[Stored items from a collection]
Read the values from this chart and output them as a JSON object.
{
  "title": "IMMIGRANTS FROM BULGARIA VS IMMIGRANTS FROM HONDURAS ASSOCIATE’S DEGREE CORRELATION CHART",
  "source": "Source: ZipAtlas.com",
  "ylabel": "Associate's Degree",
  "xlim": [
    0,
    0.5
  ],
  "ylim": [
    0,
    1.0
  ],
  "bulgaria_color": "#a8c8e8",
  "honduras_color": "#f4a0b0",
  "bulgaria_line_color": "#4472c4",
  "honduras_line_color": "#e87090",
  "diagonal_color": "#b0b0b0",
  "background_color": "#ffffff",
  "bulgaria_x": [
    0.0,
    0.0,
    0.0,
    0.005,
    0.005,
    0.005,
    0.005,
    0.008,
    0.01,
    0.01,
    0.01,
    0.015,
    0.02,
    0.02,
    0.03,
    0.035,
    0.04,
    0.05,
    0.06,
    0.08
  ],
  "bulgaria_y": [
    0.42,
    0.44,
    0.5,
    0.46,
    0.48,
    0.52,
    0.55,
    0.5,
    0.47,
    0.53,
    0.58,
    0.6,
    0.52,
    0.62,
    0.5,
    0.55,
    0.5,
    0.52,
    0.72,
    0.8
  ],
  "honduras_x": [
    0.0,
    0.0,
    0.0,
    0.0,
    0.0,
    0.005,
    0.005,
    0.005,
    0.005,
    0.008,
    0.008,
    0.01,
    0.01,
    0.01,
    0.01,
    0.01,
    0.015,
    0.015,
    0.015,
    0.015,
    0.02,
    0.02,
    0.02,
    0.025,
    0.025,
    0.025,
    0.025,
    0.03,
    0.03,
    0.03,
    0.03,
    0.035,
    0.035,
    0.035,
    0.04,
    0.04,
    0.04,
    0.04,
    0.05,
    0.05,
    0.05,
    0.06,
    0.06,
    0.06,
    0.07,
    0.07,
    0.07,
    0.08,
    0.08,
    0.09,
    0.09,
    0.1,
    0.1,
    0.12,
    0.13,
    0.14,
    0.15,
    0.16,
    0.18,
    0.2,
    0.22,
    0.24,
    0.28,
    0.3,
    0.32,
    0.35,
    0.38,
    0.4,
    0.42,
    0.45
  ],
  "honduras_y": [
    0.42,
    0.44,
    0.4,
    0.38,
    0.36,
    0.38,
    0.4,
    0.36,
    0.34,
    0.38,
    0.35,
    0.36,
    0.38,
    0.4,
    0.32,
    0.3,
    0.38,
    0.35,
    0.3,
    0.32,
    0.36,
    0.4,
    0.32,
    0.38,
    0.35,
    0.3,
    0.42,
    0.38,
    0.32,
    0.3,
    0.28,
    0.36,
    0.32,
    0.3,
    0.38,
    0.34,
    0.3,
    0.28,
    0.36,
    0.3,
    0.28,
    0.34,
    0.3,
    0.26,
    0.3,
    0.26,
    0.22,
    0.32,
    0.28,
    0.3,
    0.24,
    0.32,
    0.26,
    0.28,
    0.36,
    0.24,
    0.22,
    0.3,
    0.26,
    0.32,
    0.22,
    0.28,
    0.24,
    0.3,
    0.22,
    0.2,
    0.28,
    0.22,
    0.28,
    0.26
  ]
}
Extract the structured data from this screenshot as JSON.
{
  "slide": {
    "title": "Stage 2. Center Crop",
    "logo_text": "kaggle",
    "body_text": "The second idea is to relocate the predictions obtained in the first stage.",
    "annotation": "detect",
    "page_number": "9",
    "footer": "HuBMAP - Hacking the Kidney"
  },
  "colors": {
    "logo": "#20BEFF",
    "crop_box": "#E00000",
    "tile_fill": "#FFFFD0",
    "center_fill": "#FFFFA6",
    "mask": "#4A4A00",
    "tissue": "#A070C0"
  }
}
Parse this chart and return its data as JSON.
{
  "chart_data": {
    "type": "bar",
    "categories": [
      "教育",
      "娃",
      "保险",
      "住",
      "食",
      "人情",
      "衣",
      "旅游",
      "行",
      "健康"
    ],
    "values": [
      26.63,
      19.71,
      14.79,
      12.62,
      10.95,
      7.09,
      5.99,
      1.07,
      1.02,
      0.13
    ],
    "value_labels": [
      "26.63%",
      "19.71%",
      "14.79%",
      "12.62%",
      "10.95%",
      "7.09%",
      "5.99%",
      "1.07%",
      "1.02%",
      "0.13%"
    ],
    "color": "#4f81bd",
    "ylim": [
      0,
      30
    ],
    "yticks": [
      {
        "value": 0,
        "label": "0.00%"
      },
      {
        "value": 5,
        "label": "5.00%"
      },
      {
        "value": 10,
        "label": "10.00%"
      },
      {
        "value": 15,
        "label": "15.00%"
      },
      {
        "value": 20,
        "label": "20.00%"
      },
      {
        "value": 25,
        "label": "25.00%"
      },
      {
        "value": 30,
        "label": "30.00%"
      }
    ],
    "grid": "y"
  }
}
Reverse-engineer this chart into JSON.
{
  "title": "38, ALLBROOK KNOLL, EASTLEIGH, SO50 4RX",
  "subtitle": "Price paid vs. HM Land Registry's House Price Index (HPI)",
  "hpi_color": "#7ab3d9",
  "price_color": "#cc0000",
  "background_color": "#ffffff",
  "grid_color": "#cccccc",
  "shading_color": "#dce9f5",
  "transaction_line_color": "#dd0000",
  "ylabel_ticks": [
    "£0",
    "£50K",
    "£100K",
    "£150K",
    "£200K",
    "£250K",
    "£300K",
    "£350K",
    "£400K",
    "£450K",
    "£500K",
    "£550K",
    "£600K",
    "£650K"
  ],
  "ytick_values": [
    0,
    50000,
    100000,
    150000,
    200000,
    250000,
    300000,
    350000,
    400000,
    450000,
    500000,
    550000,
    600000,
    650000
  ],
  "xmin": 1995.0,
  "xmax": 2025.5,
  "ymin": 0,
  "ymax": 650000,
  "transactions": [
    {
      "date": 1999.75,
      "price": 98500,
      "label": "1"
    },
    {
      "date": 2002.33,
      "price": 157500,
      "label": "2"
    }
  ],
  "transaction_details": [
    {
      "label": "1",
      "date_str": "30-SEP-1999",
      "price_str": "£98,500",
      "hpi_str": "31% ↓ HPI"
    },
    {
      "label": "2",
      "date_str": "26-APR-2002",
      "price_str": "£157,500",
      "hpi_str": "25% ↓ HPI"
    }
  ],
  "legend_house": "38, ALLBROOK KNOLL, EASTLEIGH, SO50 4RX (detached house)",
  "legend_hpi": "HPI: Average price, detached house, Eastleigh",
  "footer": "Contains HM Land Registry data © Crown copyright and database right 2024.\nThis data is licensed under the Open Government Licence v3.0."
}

§ **CHALLENGE**: Every line above should be printed again exactly as it stands.

§ **THE COMPLETED TASK**:
Read the values from this chart and output them as a JSON object.
{
  "title": "IMMIGRANTS FROM BULGARIA VS IMMIGRANTS FROM HONDURAS ASSOCIATE’S DEGREE CORRELATION CHART",
  "source": "Source: ZipAtlas.com",
  "ylabel": "Associate's Degree",
  "xlim": [
    0,
    0.5
  ],
  "ylim": [
    0,
    1.0
  ],
  "bulgaria_color": "#a8c8e8",
  "honduras_color": "#f4a0b0",
  "bulgaria_line_color": "#4472c4",
  "honduras_line_color": "#e87090",
  "diagonal_color": "#b0b0b0",
  "background_color": "#ffffff",
  "bulgaria_x": [
    0.0,
    0.0,
    0.0,
    0.005,
    0.005,
    0.005,
    0.005,
    0.008,
    0.01,
    0.01,
    0.01,
    0.015,
    0.02,
    0.02,
    0.03,
    0.035,
    0.04,
    0.05,
    0.06,
    0.08
  ],
  "bulgaria_y": [
    0.42,
    0.44,
    0.5,
    0.46,
    0.48,
    0.52,
    0.55,
    0.5,
    0.47,
    0.53,
    0.58,
    0.6,
    0.52,
    0.62,
    0.5,
    0.55,
    0.5,
    0.52,
    0.72,
    0.8
  ],
  "honduras_x": [
    0.0,
    0.0,
    0.0,
    0.0,
    0.0,
    0.005,
    0.005,
    0.005,
    0.005,
    0.008,
    0.008,
    0.01,
    0.01,
    0.01,
    0.01,
    0.01,
    0.015,
    0.015,
    0.015,
    0.015,
    0.02,
    0.02,
    0.02,
    0.025,
    0.025,
    0.025,
    0.025,
    0.03,
    0.03,
    0.03,
    0.03,
    0.035,
    0.035,
    0.035,
    0.04,
    0.04,
    0.04,
    0.04,
    0.05,
    0.05,
    0.05,
    0.06,
    0.06,
    0.06,
    0.07,
    0.07,
    0.07,
    0.08,
    0.08,
    0.09,
    0.09,
    0.1,
    0.1,
    0.12,
    0.13,
    0.14,
    0.15,
    0.16,
    0.18,
    0.2,
    0.22,
    0.24,
    0.28,
    0.3,
    0.32,
    0.35,
    0.38,
    0.4,
    0.42,
    0.45
  ],
  "honduras_y": [
    0.42,
    0.44,
    0.4,
    0.38,
    0.36,
    0.38,
    0.4,
    0.36,
    0.34,
    0.38,
    0.35,
    0.36,
    0.38,
    0.4,
    0.32,
    0.3,
    0.38,
    0.35,
    0.3,
    0.32,
    0.36,
    0.4,
    0.32,
    0.38,
    0.35,
    0.3,
    0.42,
    0.38,
    0.32,
    0.3,
    0.28,
    0.36,
    0.32,
    0.3,
    0.38,
    0.34,
    0.3,
    0.28,
    0.36,
    0.3,
    0.28,
    0.34,
    0.3,
    0.26,
    0.3,
    0.26,
    0.22,
    0.32,
    0.28,
    0.3,
    0.24,
    0.32,
    0.26,
    0.28,
    0.36,
    0.24,
    0.22,
    0.3,
    0.26,
    0.32,
    0.22,
    0.28,
    0.24,
    0.3,
    0.22,
    0.2,
    0.28,
    0.22,
    0.28,
    0.26
  ]
}
Extract the structured data from this screenshot as JSON.
{
  "slide": {
    "title": "Stage 2. Center Crop",
    "logo_text": "kaggle",
    "body_text": "The second idea is to relocate the predictions obtained in the first stage.",
    "annotation": "detect",
    "page_number": "9",
    "footer": "HuBMAP - Hacking the Kidney"
  },
  "colors": {
    "logo": "#20BEFF",
    "crop_box": "#E00000",
    "tile_fill": "#FFFFD0",
    "center_fill": "#FFFFA6",
    "mask": "#4A4A00",
    "tissue": "#A070C0"
  }
}
Parse this chart and return its data as JSON.
{
  "chart_data": {
    "type": "bar",
    "categories": [
      "教育",
      "娃",
      "保险",
      "住",
      "食",
      "人情",
      "衣",
      "旅游",
      "行",
      "健康"
    ],
    "values": [
      26.63,
      19.71,
      14.79,
      12.62,
      10.95,
      7.09,
      5.99,
      1.07,
      1.02,
      0.13
    ],
    "value_labels": [
      "26.63%",
      "19.71%",
      "14.79%",
      "12.62%",
      "10.95%",
      "7.09%",
      "5.99%",
      "1.07%",
      "1.02%",
      "0.13%"
    ],
    "color": "#4f81bd",
    "ylim": [
      0,
      30
    ],
    "yticks": [
      {
        "value": 0,
        "label": "0.00%"
      },
      {
        "value": 5,
        "label": "5.00%"
      },
      {
        "value": 10,
        "label": "10.00%"
      },
      {
        "value": 15,
        "label": "15.00%"
      },
      {
        "value": 20,
        "label": "20.00%"
      },
      {
        "value": 25,
        "label": "25.00%"
      },
      {
        "value": 30,
        "label": "30.00%"
      }
    ],
    "grid": "y"
  }
}
Reverse-engineer this chart into JSON.
{
  "title": "38, ALLBROOK KNOLL, EASTLEIGH, SO50 4RX",
  "subtitle": "Price paid vs. HM Land Registry's House Price Index (HPI)",
  "hpi_color": "#7ab3d9",
  "price_color": "#cc0000",
  "background_color": "#ffffff",
  "grid_color": "#cccccc",
  "shading_color": "#dce9f5",
  "transaction_line_color": "#dd0000",
  "ylabel_ticks": [
    "£0",
    "£50K",
    "£100K",
    "£150K",
    "£200K",
    "£250K",
    "£300K",
    "£350K",
    "£400K",
    "£450K",
    "£500K",
    "£550K",
    "£600K",
    "£650K"
  ],
  "ytick_values": [
    0,
    50000,
    100000,
    150000,
    200000,
    250000,
    300000,
    350000,
    400000,
    450000,
    500000,
    550000,
    600000,
    650000
  ],
  "xmin": 1995.0,
  "xmax": 2025.5,
  "ymin": 0,
  "ymax": 650000,
  "transactions": [
    {
      "date": 1999.75,
      "price": 98500,
      "label": "1"
    },
    {
      "date": 2002.33,
      "price": 157500,
      "label": "2"
    }
  ],
  "transaction_details": [
    {
      "label": "1",
      "date_str": "30-SEP-1999",
      "price_str": "£98,500",
      "hpi_str": "31% ↓ HPI"
    },
    {
      "label": "2",
      "date_str": "26-APR-2002",
      "price_str": "£157,500",
      "hpi_str": "25% ↓ HPI"
    }
  ],
  "legend_house": "38, ALLBROOK KNOLL, EASTLEIGH, SO50 4RX (detached house)",
  "legend_hpi": "HPI: Average price, detached house, Eastleigh",
  "footer": "Contains HM Land Registry data © Crown copyright and database right 2024.\nThis data is licensed under the Open Government Licence v3.0."
}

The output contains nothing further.